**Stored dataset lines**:
- - -
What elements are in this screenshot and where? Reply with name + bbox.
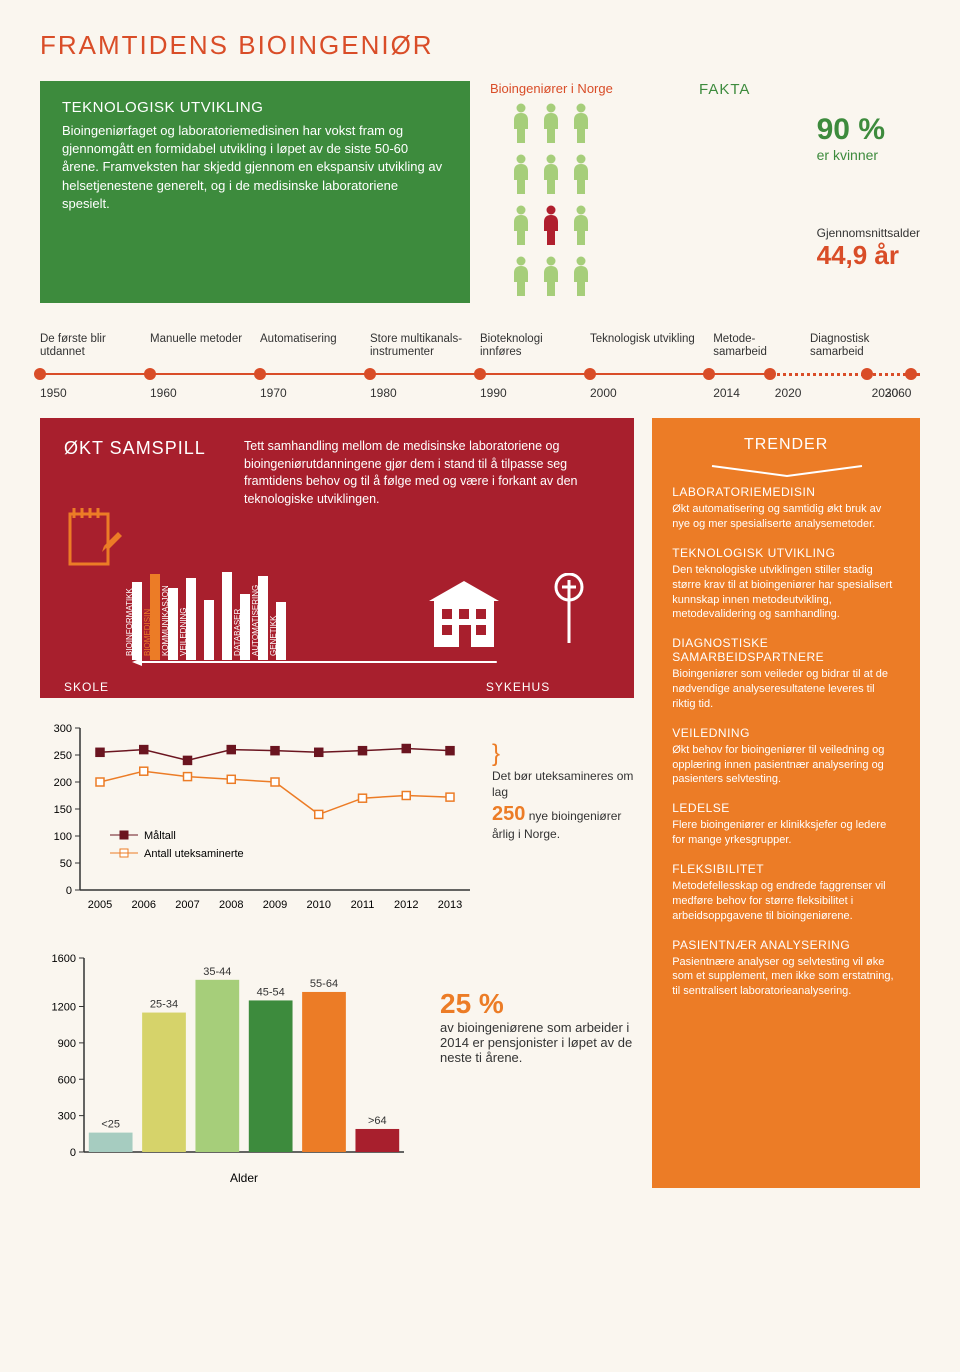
trender-section: FLEKSIBILITETMetodefellesskap og endrede… bbox=[672, 862, 900, 924]
svg-text:150: 150 bbox=[54, 804, 72, 816]
trender-section: PASIENTNÆR ANALYSERINGPasientnære analys… bbox=[672, 938, 900, 1000]
svg-text:55-64: 55-64 bbox=[310, 978, 338, 990]
trender-section: TEKNOLOGISK UTVIKLINGDen teknologiske ut… bbox=[672, 546, 900, 622]
people-icons bbox=[510, 103, 592, 303]
svg-text:Alder: Alder bbox=[230, 1171, 258, 1185]
age-val: 44,9 år bbox=[817, 240, 920, 271]
notepad-icon bbox=[66, 506, 124, 578]
timeline-label: Store multikanals-instrumenter bbox=[370, 333, 480, 361]
fakta-panel: Bioingeniører i Norge FAKTA 90 % er kvin… bbox=[490, 81, 920, 303]
timeline-year: 2000 bbox=[590, 386, 713, 400]
svg-text:2009: 2009 bbox=[263, 899, 287, 911]
red-box: ØKT SAMSPILL Tett samhandling mellom de … bbox=[40, 418, 634, 698]
svg-text:>64: >64 bbox=[368, 1115, 387, 1127]
arrow-icon bbox=[132, 657, 504, 667]
svg-text:1200: 1200 bbox=[52, 1002, 76, 1014]
timeline-label: Teknologisk utvikling bbox=[590, 333, 713, 361]
bio-label: Bioingeniører i Norge bbox=[490, 81, 613, 97]
chart1-note: } Det bør uteksamineres om lag 250 nye b… bbox=[492, 718, 634, 918]
green-body: Bioingeniørfaget og laboratoriemedisinen… bbox=[62, 122, 448, 213]
line-chart: 0 50 100 150 200 250 300 2005 2006 2007 2008 2009 20… bbox=[40, 718, 634, 918]
timeline-year: 2060 bbox=[885, 386, 920, 400]
svg-text:300: 300 bbox=[54, 723, 72, 735]
timeline-year: 2014 bbox=[713, 386, 775, 400]
timeline-label: Metode-samarbeid bbox=[713, 333, 810, 361]
svg-text:2006: 2006 bbox=[132, 899, 156, 911]
svg-text:2010: 2010 bbox=[307, 899, 331, 911]
trender-section: LEDELSEFlere bioingeniører er klinikksje… bbox=[672, 801, 900, 848]
timeline-label: De første blir utdannet bbox=[40, 333, 150, 361]
age-label: Gjennomsnittsalder bbox=[817, 226, 920, 240]
svg-text:0: 0 bbox=[66, 885, 72, 897]
chart2-note: 25 % av bioingeniørene som arbeider i 20… bbox=[440, 948, 634, 1188]
trender-section: LABORATORIEMEDISINØkt automatisering og … bbox=[672, 485, 900, 532]
svg-text:1600: 1600 bbox=[52, 953, 76, 965]
timeline-year: 1950 bbox=[40, 386, 150, 400]
svg-text:Antall uteksaminerte: Antall uteksaminerte bbox=[144, 848, 244, 860]
svg-text:25-34: 25-34 bbox=[150, 999, 178, 1011]
timeline-year: 1980 bbox=[370, 386, 480, 400]
timeline-year: 2030 bbox=[872, 386, 885, 400]
timeline-label: Diagnostisk samarbeid bbox=[810, 333, 920, 361]
svg-text:2008: 2008 bbox=[219, 899, 243, 911]
svg-text:2012: 2012 bbox=[394, 899, 418, 911]
red-bars: BIOINFORMATIKKBIOMEDISINKOMMUNIKASJONVEI… bbox=[132, 570, 290, 660]
chevron-down-icon bbox=[672, 464, 900, 480]
timeline-year: 1990 bbox=[480, 386, 590, 400]
svg-text:35-44: 35-44 bbox=[203, 966, 231, 978]
svg-text:600: 600 bbox=[58, 1074, 76, 1086]
timeline-year: 1970 bbox=[260, 386, 370, 400]
bar-chart: 0 300 600 900 1200 1600 <25 25-34 35-44 45-54 55-6… bbox=[40, 948, 634, 1188]
pct-value: 90 % bbox=[817, 113, 920, 147]
green-box: TEKNOLOGISK UTVIKLING Bioingeniørfaget o… bbox=[40, 81, 470, 303]
sykehus-label: SYKEHUS bbox=[486, 680, 550, 694]
svg-text:2005: 2005 bbox=[88, 899, 112, 911]
timeline-year: 1960 bbox=[150, 386, 260, 400]
svg-text:50: 50 bbox=[60, 858, 72, 870]
trender-section: VEILEDNINGØkt behov for bioingeniører ti… bbox=[672, 726, 900, 788]
skole-label: SKOLE bbox=[64, 680, 109, 694]
svg-text:100: 100 bbox=[54, 831, 72, 843]
timeline-label: Bioteknologi innføres bbox=[480, 333, 590, 361]
red-body: Tett samhandling mellom de medisinske la… bbox=[244, 438, 600, 508]
svg-text:45-54: 45-54 bbox=[257, 987, 285, 999]
page-title: FRAMTIDENS BIOINGENIØR bbox=[40, 30, 920, 61]
svg-text:0: 0 bbox=[70, 1147, 76, 1159]
svg-text:2007: 2007 bbox=[175, 899, 199, 911]
fakta-title: FAKTA bbox=[653, 81, 797, 98]
svg-text:<25: <25 bbox=[101, 1119, 120, 1131]
timeline: De første blir utdannetManuelle metoderA… bbox=[40, 333, 920, 401]
green-heading: TEKNOLOGISK UTVIKLING bbox=[62, 99, 448, 116]
svg-text:900: 900 bbox=[58, 1038, 76, 1050]
svg-text:300: 300 bbox=[58, 1111, 76, 1123]
timeline-label: Automatisering bbox=[260, 333, 370, 361]
svg-text:2013: 2013 bbox=[438, 899, 462, 911]
timeline-year: 2020 bbox=[775, 386, 872, 400]
hospital-sign-icon bbox=[552, 573, 586, 648]
svg-text:2011: 2011 bbox=[351, 899, 375, 911]
pct-sub: er kvinner bbox=[817, 147, 920, 163]
trender-section: DIAGNOSTISKE SAMARBEIDSPARTNEREBioingeni… bbox=[672, 636, 900, 712]
trender-title: TRENDER bbox=[672, 436, 900, 454]
svg-text:250: 250 bbox=[54, 750, 72, 762]
red-title: ØKT SAMSPILL bbox=[64, 438, 224, 459]
svg-text:Måltall: Måltall bbox=[144, 830, 176, 842]
building-icon bbox=[414, 577, 514, 660]
trender-panel: TRENDER LABORATORIEMEDISINØkt automatise… bbox=[652, 418, 920, 1188]
timeline-label: Manuelle metoder bbox=[150, 333, 260, 361]
svg-text:200: 200 bbox=[54, 777, 72, 789]
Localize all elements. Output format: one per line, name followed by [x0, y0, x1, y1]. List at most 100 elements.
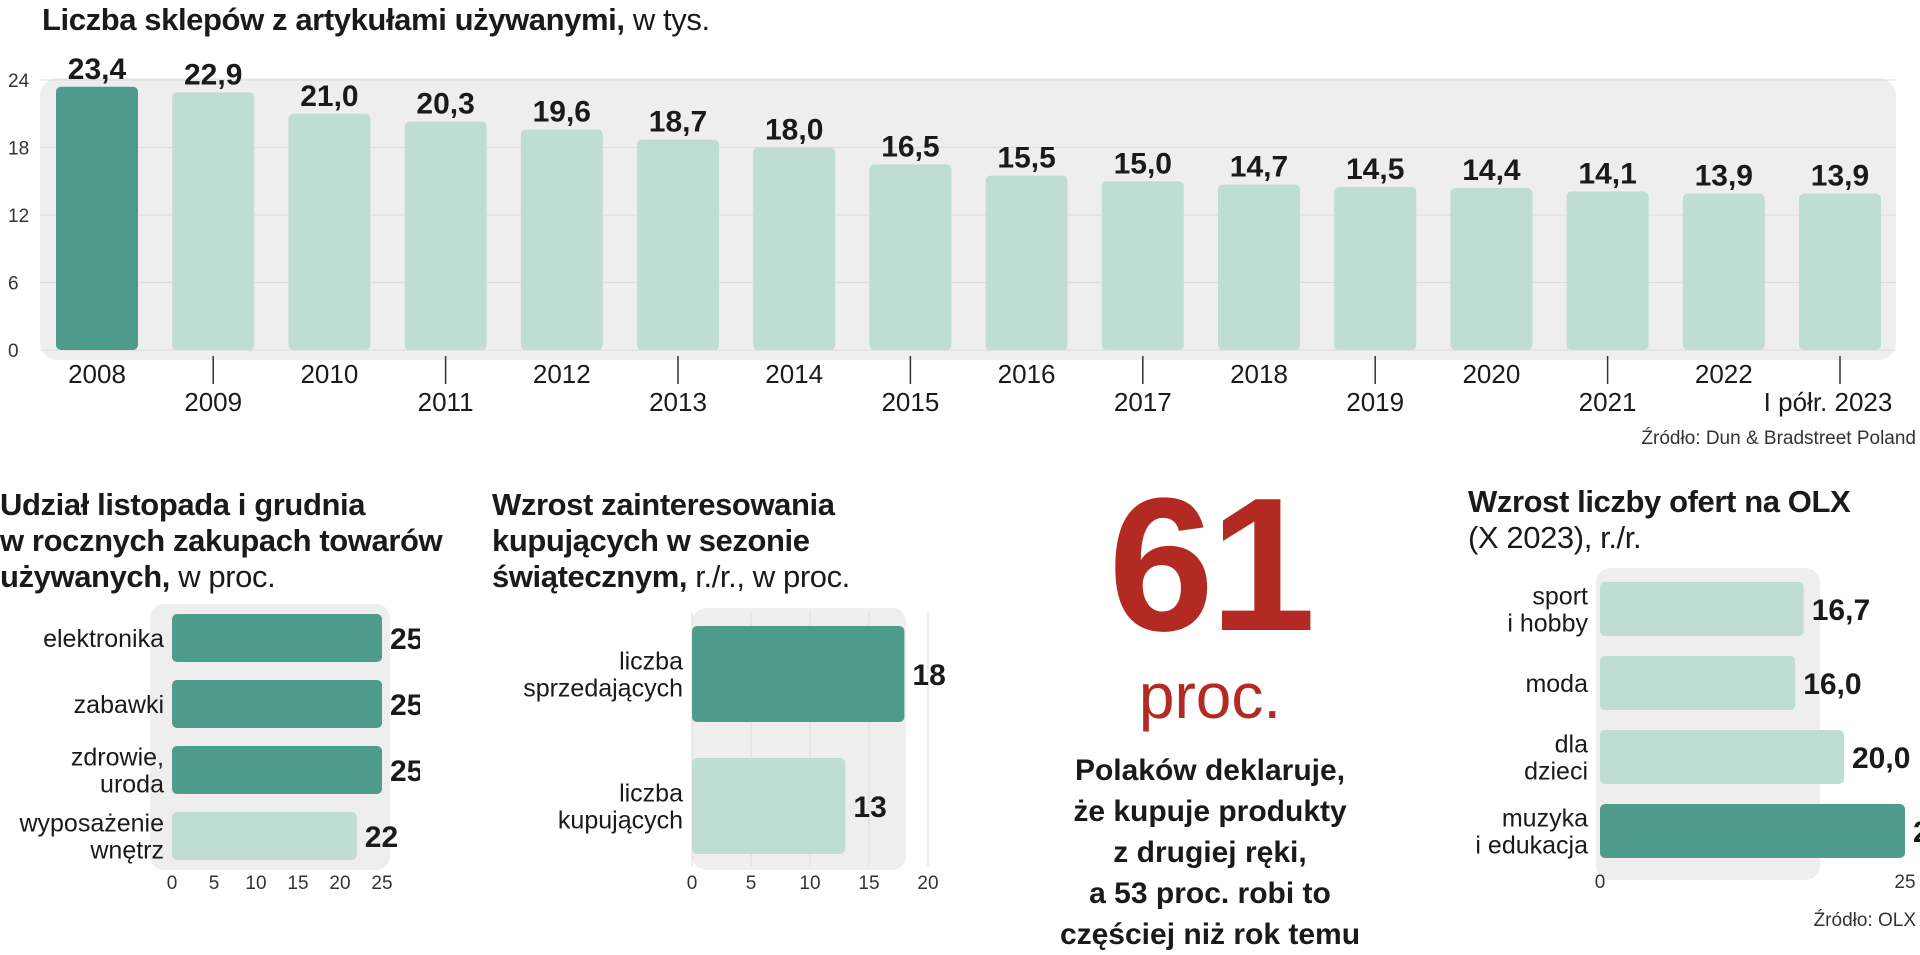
bar: [1450, 188, 1533, 350]
highlight-line: Polaków deklaruje,: [1074, 754, 1346, 787]
category-label: kupujących: [558, 806, 683, 834]
x-tick-label: 2021: [1579, 387, 1637, 417]
bar: [637, 139, 719, 350]
bar: [172, 680, 382, 728]
bar: [1334, 186, 1417, 350]
main-chart-source: Źródło: Dun & Bradstreet Poland: [1641, 428, 1916, 449]
highlight-line: a 53 proc. robi to: [1089, 877, 1331, 910]
highlight-line: że kupuje produkty: [1073, 795, 1347, 828]
holiday-share-title: Udział listopada i grudnia w rocznych za…: [0, 487, 443, 595]
bar-value-label: 21,0: [300, 80, 358, 113]
interest-title-line3: świątecznym,: [492, 559, 688, 594]
category-label: zdrowie,: [71, 743, 164, 771]
bar-value-label: 13,9: [1695, 160, 1753, 193]
interest-chart: 18liczbasprzedających13liczbakupujących0…: [523, 608, 946, 894]
category-label: i edukacja: [1475, 831, 1588, 859]
category-label: dla: [1555, 730, 1588, 758]
x-tick-label: 2017: [1114, 387, 1172, 417]
bar: [404, 121, 487, 350]
x-tick-label: 2012: [533, 359, 591, 389]
x-tick-label: 2013: [649, 387, 707, 417]
category-label: muzyka: [1502, 804, 1588, 832]
bar-value-label: 16,0: [1803, 668, 1861, 701]
bar-value-label: 22: [365, 821, 398, 854]
chart-background: [150, 604, 390, 870]
interest-title-line1: Wzrost zainteresowania: [492, 487, 835, 522]
x-tick-label: 2016: [998, 359, 1056, 389]
x-tick-label: 15: [287, 873, 308, 894]
holiday-share-title-line2: w rocznych zakupach towarów: [0, 523, 443, 558]
bar: [1218, 184, 1300, 350]
x-tick-label: 2009: [184, 387, 242, 417]
x-tick-label: 2019: [1346, 387, 1404, 417]
category-label: liczba: [619, 647, 683, 675]
bar: [692, 758, 846, 854]
olx-title: Wzrost liczby ofert na OLX (X 2023), r./…: [1468, 484, 1851, 556]
main-chart-title: Liczba sklepów z artykułami używanymi, w…: [42, 2, 710, 38]
bar: [753, 147, 836, 350]
category-label: i hobby: [1507, 609, 1588, 637]
bar-value-label: 20,0: [1852, 742, 1910, 775]
category-label: dzieci: [1524, 757, 1588, 785]
bar: [1600, 582, 1804, 636]
x-tick-label: 2014: [765, 359, 823, 389]
interest-title: Wzrost zainteresowania kupujących w sezo…: [492, 487, 850, 595]
bar-value-label: 18,0: [765, 114, 823, 147]
x-tick-label: 0: [167, 873, 178, 894]
x-tick-label: 25: [1894, 872, 1915, 893]
bar: [1566, 191, 1649, 350]
category-label: moda: [1525, 670, 1588, 698]
x-tick-label: 2011: [418, 387, 474, 417]
category-label: sprzedających: [523, 674, 683, 702]
y-tick-label: 24: [8, 71, 30, 92]
bar-value-label: 25: [390, 755, 420, 788]
bar-value-label: 25,0: [1913, 816, 1920, 849]
category-label: wyposażenie: [18, 809, 164, 837]
category-label: liczba: [619, 779, 683, 807]
bar-value-label: 16,5: [881, 130, 939, 163]
y-tick-label: 6: [8, 274, 19, 295]
bar: [172, 92, 255, 350]
bar: [1600, 730, 1844, 784]
holiday-share-chart: 25 elektronika 25 zabawki 25 zdrowie,uroda 22 w…: [18, 604, 420, 894]
bar: [692, 626, 905, 722]
bar-value-label: 15,5: [997, 142, 1055, 175]
bar: [172, 614, 382, 662]
olx-source: Źródło: OLX: [1813, 910, 1916, 931]
category-label: zabawki: [74, 691, 164, 719]
chart-background: [40, 78, 1896, 360]
chart-background: [1596, 568, 1820, 880]
bar-value-label: 14,1: [1578, 157, 1636, 190]
highlight-number: 61: [1108, 459, 1315, 671]
category-label: elektronika: [43, 625, 164, 653]
category-label: uroda: [100, 770, 164, 798]
bar-value-label: 15,0: [1114, 147, 1172, 180]
interest-title-unit: r./r., w proc.: [687, 559, 850, 594]
bar-value-label: 22,9: [184, 58, 242, 91]
bar: [1682, 193, 1765, 350]
bar-value-label: 14,4: [1462, 154, 1521, 187]
bar: [1101, 181, 1184, 350]
x-tick-label: 20: [917, 873, 938, 894]
bar-value-label: 18,7: [649, 106, 707, 139]
bar: [172, 746, 382, 794]
bar-value-label: 16,7: [1812, 594, 1870, 627]
bar-value-label: 23,4: [68, 53, 127, 86]
x-tick-label: 2015: [881, 387, 939, 417]
bar: [520, 129, 603, 350]
bar: [288, 113, 371, 350]
x-tick-label: 20: [329, 873, 350, 894]
x-tick-label: 5: [746, 873, 757, 894]
bar-value-label: 13,9: [1811, 160, 1869, 193]
bar-value-label: 25: [390, 689, 420, 722]
highlight-unit: proc.: [1138, 660, 1282, 732]
category-label: wnętrz: [89, 836, 164, 864]
x-tick-label: 10: [799, 873, 820, 894]
holiday-share-title-line3: używanych,: [0, 559, 170, 594]
holiday-share-title-line1: Udział listopada i grudnia: [0, 487, 366, 522]
highlight-description: Polaków deklaruje, że kupuje produkty z …: [1000, 750, 1420, 955]
highlight-line: z drugiej ręki,: [1113, 836, 1307, 869]
x-tick-label: 15: [858, 873, 879, 894]
bar: [56, 86, 138, 350]
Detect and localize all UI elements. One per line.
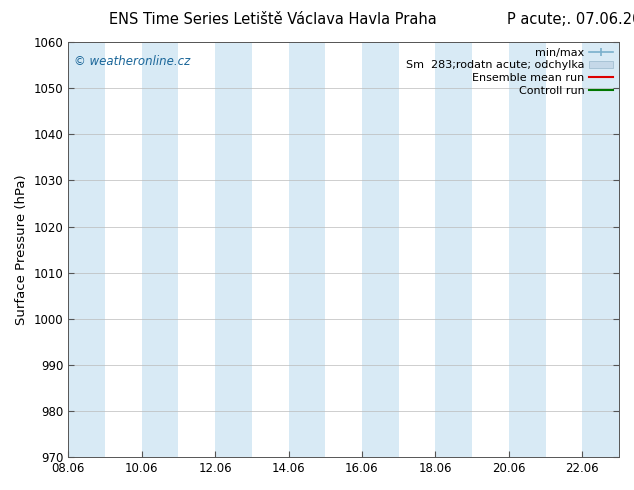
- - -
Copy out the lines starting at the one containing "trender-section: FLEKSIBILITETMetodefellesskap og" and ending at the one containing "chart2-note: 25 %", both included, with no changes.

**THE REPLY**:
trender-section: FLEKSIBILITETMetodefellesskap og endrede… bbox=[672, 862, 900, 924]
svg-text:150: 150 bbox=[54, 804, 72, 816]
trender-section: PASIENTNÆR ANALYSERINGPasientnære analys… bbox=[672, 938, 900, 1000]
svg-text:55-64: 55-64 bbox=[310, 978, 338, 990]
trender-section: TEKNOLOGISK UTVIKLINGDen teknologiske ut… bbox=[672, 546, 900, 622]
people-icons bbox=[510, 103, 592, 303]
svg-text:Alder: Alder bbox=[230, 1171, 258, 1185]
age-val: 44,9 år bbox=[817, 240, 920, 271]
notepad-icon bbox=[66, 506, 124, 578]
timeline-label: Store multikanals-instrumenter bbox=[370, 333, 480, 361]
fakta-panel: Bioingeniører i Norge FAKTA 90 % er kvin… bbox=[490, 81, 920, 303]
timeline-year: 2000 bbox=[590, 386, 713, 400]
svg-text:2009: 2009 bbox=[263, 899, 287, 911]
red-box: ØKT SAMSPILL Tett samhandling mellom de … bbox=[40, 418, 634, 698]
svg-text:>64: >64 bbox=[368, 1115, 387, 1127]
arrow-icon bbox=[132, 657, 504, 667]
svg-text:1200: 1200 bbox=[52, 1002, 76, 1014]
timeline-label: Teknologisk utvikling bbox=[590, 333, 713, 361]
bio-label: Bioingeniører i Norge bbox=[490, 81, 613, 97]
chart1-note: } Det bør uteksamineres om lag 250 nye b… bbox=[492, 718, 634, 918]
green-body: Bioingeniørfaget og laboratoriemedisinen… bbox=[62, 122, 448, 213]
line-chart: 0 50 100 150 200 250 300 2005 2006 2007 2008 2009 20… bbox=[40, 718, 634, 918]
timeline-year: 2060 bbox=[885, 386, 920, 400]
svg-text:300: 300 bbox=[54, 723, 72, 735]
timeline-year: 2014 bbox=[713, 386, 775, 400]
timeline-label: Metode-samarbeid bbox=[713, 333, 810, 361]
svg-text:2006: 2006 bbox=[132, 899, 156, 911]
svg-text:2010: 2010 bbox=[307, 899, 331, 911]
trender-section: LEDELSEFlere bioingeniører er klinikksje… bbox=[672, 801, 900, 848]
timeline-label: De første blir utdannet bbox=[40, 333, 150, 361]
age-label: Gjennomsnittsalder bbox=[817, 226, 920, 240]
svg-text:0: 0 bbox=[66, 885, 72, 897]
chart2-note: 25 % av bioingeniørene som arbeider i 20… bbox=[440, 948, 634, 1188]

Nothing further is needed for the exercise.